## begin Records for this exercise

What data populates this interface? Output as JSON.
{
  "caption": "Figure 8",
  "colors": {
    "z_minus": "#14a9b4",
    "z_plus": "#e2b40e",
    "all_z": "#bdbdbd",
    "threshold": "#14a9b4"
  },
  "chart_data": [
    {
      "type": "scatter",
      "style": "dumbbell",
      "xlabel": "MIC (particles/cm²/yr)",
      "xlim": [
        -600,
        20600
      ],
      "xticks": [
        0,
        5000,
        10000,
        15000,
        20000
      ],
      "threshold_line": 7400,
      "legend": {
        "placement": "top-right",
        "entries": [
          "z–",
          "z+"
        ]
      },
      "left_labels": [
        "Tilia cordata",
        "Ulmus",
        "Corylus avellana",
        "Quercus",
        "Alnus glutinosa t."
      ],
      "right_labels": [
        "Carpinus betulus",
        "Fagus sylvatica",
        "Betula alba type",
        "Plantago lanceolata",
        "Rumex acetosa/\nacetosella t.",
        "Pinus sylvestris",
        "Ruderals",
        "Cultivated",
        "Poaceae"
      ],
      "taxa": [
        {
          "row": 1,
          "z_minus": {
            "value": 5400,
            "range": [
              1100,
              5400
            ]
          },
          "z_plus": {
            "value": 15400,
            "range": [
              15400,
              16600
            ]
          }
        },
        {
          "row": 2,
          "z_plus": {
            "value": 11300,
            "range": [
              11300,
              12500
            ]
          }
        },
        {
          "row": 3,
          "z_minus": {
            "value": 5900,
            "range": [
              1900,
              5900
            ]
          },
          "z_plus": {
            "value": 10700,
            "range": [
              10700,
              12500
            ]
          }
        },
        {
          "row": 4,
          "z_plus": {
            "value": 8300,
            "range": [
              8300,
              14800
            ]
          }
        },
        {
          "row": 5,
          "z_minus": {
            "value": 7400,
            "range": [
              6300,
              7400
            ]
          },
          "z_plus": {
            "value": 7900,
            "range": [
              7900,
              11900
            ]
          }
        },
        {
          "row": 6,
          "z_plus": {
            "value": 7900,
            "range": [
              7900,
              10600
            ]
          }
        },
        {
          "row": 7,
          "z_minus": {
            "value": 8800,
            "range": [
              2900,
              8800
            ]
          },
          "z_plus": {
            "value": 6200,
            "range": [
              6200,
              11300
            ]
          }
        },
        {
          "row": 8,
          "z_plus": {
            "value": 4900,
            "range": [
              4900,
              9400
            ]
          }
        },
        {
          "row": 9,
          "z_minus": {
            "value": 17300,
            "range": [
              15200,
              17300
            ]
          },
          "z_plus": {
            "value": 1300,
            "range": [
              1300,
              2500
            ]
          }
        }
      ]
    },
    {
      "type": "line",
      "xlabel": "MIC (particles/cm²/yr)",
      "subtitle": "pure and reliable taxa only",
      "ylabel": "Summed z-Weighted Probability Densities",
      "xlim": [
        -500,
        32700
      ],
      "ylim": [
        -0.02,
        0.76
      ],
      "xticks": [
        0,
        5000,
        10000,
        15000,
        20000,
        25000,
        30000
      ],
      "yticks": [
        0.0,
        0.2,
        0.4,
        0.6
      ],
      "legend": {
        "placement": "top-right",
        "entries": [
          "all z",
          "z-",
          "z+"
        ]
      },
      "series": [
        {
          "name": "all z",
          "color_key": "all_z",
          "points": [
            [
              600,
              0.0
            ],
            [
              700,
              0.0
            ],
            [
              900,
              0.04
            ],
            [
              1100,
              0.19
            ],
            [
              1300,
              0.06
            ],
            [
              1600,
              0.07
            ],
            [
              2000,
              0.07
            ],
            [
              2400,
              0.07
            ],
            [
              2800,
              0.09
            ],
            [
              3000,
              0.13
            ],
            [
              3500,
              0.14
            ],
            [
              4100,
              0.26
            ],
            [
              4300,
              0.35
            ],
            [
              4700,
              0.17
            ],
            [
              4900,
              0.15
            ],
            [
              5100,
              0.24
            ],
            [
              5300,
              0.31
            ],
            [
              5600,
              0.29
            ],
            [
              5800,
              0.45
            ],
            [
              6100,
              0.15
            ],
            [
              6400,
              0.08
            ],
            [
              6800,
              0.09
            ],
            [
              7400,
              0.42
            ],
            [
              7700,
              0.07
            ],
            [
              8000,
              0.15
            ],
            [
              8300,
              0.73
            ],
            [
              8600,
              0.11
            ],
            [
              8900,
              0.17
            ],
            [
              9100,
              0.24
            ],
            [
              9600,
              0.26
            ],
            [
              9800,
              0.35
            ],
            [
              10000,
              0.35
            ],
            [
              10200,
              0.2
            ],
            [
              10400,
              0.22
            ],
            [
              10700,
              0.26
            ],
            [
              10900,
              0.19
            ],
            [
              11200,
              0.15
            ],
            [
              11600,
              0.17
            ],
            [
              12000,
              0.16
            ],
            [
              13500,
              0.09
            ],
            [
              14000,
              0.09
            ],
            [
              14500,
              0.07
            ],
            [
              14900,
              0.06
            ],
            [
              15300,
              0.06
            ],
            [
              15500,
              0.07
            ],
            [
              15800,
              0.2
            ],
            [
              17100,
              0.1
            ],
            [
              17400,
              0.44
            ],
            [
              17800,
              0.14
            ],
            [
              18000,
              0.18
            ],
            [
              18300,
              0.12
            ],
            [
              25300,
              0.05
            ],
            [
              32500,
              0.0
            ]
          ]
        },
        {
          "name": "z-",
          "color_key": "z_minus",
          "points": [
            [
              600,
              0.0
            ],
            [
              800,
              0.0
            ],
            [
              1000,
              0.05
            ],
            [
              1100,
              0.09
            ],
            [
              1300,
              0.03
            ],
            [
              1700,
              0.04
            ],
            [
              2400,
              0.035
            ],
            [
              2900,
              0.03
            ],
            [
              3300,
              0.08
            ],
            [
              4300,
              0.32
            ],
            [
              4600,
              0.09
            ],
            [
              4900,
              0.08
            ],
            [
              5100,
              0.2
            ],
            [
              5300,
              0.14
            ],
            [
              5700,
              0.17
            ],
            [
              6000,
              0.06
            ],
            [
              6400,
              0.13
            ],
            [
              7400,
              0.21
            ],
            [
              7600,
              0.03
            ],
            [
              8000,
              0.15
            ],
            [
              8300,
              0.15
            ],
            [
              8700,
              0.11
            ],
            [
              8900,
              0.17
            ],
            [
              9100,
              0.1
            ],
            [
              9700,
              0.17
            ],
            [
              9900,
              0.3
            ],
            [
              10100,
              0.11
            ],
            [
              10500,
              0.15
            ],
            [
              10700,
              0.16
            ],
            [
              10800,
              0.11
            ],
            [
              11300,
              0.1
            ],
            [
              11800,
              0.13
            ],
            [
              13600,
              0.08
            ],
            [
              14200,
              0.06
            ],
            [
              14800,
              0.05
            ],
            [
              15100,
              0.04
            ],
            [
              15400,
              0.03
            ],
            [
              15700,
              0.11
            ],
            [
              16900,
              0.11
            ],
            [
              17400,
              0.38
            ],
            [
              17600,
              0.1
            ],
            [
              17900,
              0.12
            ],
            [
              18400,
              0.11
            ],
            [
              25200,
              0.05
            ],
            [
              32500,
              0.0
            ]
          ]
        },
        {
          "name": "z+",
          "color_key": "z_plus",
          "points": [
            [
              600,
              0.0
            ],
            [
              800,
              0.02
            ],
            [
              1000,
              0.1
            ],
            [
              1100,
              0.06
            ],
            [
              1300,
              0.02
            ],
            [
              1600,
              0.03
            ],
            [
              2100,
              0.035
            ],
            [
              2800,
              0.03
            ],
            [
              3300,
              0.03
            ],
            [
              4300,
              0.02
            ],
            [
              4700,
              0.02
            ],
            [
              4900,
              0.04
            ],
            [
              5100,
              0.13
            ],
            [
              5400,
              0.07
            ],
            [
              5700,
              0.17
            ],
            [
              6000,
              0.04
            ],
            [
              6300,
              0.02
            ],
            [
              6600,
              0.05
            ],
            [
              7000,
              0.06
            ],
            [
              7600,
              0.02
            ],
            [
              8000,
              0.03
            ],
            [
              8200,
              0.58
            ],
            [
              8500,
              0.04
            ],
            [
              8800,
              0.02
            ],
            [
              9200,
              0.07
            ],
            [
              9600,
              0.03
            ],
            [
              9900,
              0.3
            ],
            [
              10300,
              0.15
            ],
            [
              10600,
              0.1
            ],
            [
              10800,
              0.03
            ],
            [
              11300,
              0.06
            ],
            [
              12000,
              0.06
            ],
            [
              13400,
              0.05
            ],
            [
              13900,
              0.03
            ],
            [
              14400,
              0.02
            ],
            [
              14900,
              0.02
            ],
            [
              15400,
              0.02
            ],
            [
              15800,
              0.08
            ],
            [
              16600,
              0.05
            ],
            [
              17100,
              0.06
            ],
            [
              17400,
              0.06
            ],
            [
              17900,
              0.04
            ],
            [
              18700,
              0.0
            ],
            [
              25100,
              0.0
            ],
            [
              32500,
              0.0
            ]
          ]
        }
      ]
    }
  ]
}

## end Records for this exercise

• [What is being asked]: Out of the preceding entries, pull every line containing the string "taxa".

• [Exercise response]:
      "taxa": [
      "subtitle": "pure and reliable taxa only",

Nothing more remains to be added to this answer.